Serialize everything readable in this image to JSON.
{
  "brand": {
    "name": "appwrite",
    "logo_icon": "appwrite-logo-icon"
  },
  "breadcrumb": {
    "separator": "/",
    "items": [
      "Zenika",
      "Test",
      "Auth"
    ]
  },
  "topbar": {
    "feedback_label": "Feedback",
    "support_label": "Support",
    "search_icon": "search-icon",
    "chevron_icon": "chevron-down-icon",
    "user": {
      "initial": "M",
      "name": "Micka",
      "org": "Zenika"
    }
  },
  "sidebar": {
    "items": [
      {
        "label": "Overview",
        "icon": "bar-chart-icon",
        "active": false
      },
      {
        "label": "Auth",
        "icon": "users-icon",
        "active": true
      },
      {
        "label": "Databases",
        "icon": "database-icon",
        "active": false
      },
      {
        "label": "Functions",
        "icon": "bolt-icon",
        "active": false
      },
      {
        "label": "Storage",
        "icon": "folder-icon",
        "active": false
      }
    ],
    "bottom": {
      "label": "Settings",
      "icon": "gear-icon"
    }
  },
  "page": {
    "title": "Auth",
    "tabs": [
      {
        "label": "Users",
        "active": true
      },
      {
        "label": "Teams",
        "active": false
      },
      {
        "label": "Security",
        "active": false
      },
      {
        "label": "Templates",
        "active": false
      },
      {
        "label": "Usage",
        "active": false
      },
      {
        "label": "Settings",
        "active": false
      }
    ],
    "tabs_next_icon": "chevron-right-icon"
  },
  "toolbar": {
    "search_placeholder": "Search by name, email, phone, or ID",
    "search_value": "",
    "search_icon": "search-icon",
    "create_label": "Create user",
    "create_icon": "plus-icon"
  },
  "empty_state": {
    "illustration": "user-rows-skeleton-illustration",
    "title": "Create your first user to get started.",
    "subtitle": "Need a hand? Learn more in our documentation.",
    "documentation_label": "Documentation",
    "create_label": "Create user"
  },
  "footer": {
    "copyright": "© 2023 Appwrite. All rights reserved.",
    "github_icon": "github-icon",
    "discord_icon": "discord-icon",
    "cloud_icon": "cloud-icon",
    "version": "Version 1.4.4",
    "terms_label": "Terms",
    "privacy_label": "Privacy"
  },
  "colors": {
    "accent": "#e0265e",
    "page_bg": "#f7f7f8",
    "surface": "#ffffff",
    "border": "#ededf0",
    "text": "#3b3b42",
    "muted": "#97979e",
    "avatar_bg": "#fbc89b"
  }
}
-=-=-=-=-
● Given request
Say how many lines include the word "name"; reply with the number alone.

● Result
3